Written task -> Reproduce the entries in full, with no changes.

════════════════════

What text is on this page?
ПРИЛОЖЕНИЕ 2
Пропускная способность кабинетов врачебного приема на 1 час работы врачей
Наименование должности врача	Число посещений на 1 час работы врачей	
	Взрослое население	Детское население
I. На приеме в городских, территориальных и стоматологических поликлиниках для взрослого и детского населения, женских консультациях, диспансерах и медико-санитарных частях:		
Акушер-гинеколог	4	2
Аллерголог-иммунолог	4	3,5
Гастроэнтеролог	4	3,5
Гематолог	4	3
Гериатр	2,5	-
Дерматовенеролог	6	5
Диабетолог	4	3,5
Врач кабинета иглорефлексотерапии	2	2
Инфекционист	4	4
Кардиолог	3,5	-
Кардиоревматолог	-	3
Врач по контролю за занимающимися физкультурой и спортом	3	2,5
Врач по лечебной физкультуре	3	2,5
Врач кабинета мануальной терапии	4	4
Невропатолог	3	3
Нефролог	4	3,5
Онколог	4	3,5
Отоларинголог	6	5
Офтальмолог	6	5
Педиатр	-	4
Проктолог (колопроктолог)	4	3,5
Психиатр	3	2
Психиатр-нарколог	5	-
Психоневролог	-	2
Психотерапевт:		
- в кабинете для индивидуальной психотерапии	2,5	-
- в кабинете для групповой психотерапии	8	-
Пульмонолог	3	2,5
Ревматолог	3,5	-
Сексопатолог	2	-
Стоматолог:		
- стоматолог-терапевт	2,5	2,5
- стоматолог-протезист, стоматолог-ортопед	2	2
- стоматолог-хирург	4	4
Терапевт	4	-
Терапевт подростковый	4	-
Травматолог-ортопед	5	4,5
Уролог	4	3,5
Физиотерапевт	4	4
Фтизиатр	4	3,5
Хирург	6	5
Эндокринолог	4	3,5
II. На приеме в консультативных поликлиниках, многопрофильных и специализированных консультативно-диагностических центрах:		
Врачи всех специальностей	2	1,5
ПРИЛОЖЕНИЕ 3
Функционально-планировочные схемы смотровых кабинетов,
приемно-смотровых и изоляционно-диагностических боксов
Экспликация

════════════════════

Solution to this exercise ->
What text is on this page?
ПРИЛОЖЕНИЕ 2
Пропускная способность кабинетов врачебного приема на 1 час работы врачей
Наименование должности врача	Число посещений на 1 час работы врачей	
	Взрослое население	Детское население
I. На приеме в городских, территориальных и стоматологических поликлиниках для взрослого и детского населения, женских консультациях, диспансерах и медико-санитарных частях:		
Акушер-гинеколог	4	2
Аллерголог-иммунолог	4	3,5
Гастроэнтеролог	4	3,5
Гематолог	4	3
Гериатр	2,5	-
Дерматовенеролог	6	5
Диабетолог	4	3,5
Врач кабинета иглорефлексотерапии	2	2
Инфекционист	4	4
Кардиолог	3,5	-
Кардиоревматолог	-	3
Врач по контролю за занимающимися физкультурой и спортом	3	2,5
Врач по лечебной физкультуре	3	2,5
Врач кабинета мануальной терапии	4	4
Невропатолог	3	3
Нефролог	4	3,5
Онколог	4	3,5
Отоларинголог	6	5
Офтальмолог	6	5
Педиатр	-	4
Проктолог (колопроктолог)	4	3,5
Психиатр	3	2
Психиатр-нарколог	5	-
Психоневролог	-	2
Психотерапевт:		
- в кабинете для индивидуальной психотерапии	2,5	-
- в кабинете для групповой психотерапии	8	-
Пульмонолог	3	2,5
Ревматолог	3,5	-
Сексопатолог	2	-
Стоматолог:		
- стоматолог-терапевт	2,5	2,5
- стоматолог-протезист, стоматолог-ортопед	2	2
- стоматолог-хирург	4	4
Терапевт	4	-
Терапевт подростковый	4	-
Травматолог-ортопед	5	4,5
Уролог	4	3,5
Физиотерапевт	4	4
Фтизиатр	4	3,5
Хирург	6	5
Эндокринолог	4	3,5
II. На приеме в консультативных поликлиниках, многопрофильных и специализированных консультативно-диагностических центрах:		
Врачи всех специальностей	2	1,5
ПРИЛОЖЕНИЕ 3
Функционально-планировочные схемы смотровых кабинетов,
приемно-смотровых и изоляционно-диагностических боксов
Экспликация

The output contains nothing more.